Identify the lines that contain the word "نشانه" and copy each one.

RECORDED INFORMATION:
[BEGIN]

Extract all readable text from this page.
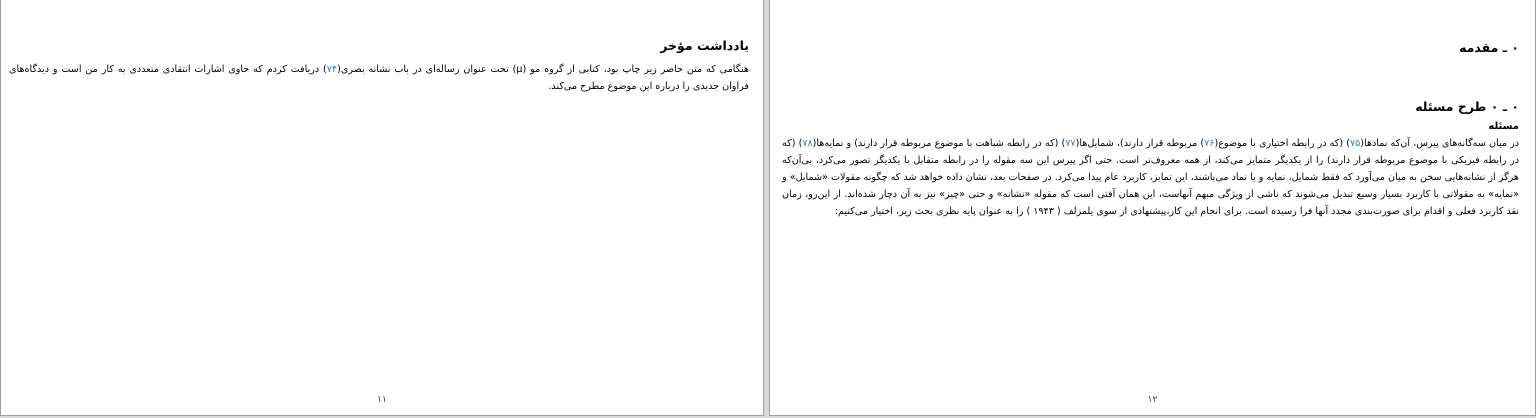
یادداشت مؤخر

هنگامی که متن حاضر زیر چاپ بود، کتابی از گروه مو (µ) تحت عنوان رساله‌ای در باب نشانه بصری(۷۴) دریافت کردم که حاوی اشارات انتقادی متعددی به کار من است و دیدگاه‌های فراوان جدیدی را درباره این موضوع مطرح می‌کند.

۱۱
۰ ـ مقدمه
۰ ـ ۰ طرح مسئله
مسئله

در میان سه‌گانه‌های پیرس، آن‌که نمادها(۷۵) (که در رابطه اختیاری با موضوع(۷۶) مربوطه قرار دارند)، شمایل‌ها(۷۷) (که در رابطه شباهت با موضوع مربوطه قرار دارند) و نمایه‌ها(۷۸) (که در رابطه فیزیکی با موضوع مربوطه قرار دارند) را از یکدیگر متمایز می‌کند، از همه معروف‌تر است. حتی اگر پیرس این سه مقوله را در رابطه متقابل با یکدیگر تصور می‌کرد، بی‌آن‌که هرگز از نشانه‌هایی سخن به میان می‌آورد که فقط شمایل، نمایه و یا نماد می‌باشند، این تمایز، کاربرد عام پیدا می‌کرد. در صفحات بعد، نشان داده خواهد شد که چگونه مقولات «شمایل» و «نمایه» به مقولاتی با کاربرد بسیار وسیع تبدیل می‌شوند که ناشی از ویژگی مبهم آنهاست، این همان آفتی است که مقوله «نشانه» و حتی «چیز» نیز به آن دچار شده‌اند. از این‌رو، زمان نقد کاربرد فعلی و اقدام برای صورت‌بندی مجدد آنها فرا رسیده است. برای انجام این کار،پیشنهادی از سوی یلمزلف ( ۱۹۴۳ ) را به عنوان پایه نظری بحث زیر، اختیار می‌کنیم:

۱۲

[END]

ANSWER IN FULL:
هنگامی که متن حاضر زیر چاپ بود، کتابی از گروه مو (µ) تحت عنوان رساله‌ای در باب نشانه بصری(۷۴) دریافت کردم که حاوی اشارات انتقادی متعددی به کار من است و دیدگاه‌های فراوان جدیدی را درباره این موضوع مطرح می‌کند.
در میان سه‌گانه‌های پیرس، آن‌که نمادها(۷۵) (که در رابطه اختیاری با موضوع(۷۶) مربوطه قرار دارند)، شمایل‌ها(۷۷) (که در رابطه شباهت با موضوع مربوطه قرار دارند) و نمایه‌ها(۷۸) (که در رابطه فیزیکی با موضوع مربوطه قرار دارند) را از یکدیگر متمایز می‌کند، از همه معروف‌تر است. حتی اگر پیرس این سه مقوله را در رابطه متقابل با یکدیگر تصور می‌کرد، بی‌آن‌که هرگز از نشانه‌هایی سخن به میان می‌آورد که فقط شمایل، نمایه و یا نماد می‌باشند، این تمایز، کاربرد عام پیدا می‌کرد. در صفحات بعد، نشان داده خواهد شد که چگونه مقولات «شمایل» و «نمایه» به مقولاتی با کاربرد بسیار وسیع تبدیل می‌شوند که ناشی از ویژگی مبهم آنهاست، این همان آفتی است که مقوله «نشانه» و حتی «چیز» نیز به آن دچار شده‌اند. از این‌رو، زمان نقد کاربرد فعلی و اقدام برای صورت‌بندی مجدد آنها فرا رسیده است. برای انجام این کار،پیشنهادی از سوی یلمزلف ( ۱۹۴۳ ) را به عنوان پایه نظری بحث زیر، اختیار می‌کنیم:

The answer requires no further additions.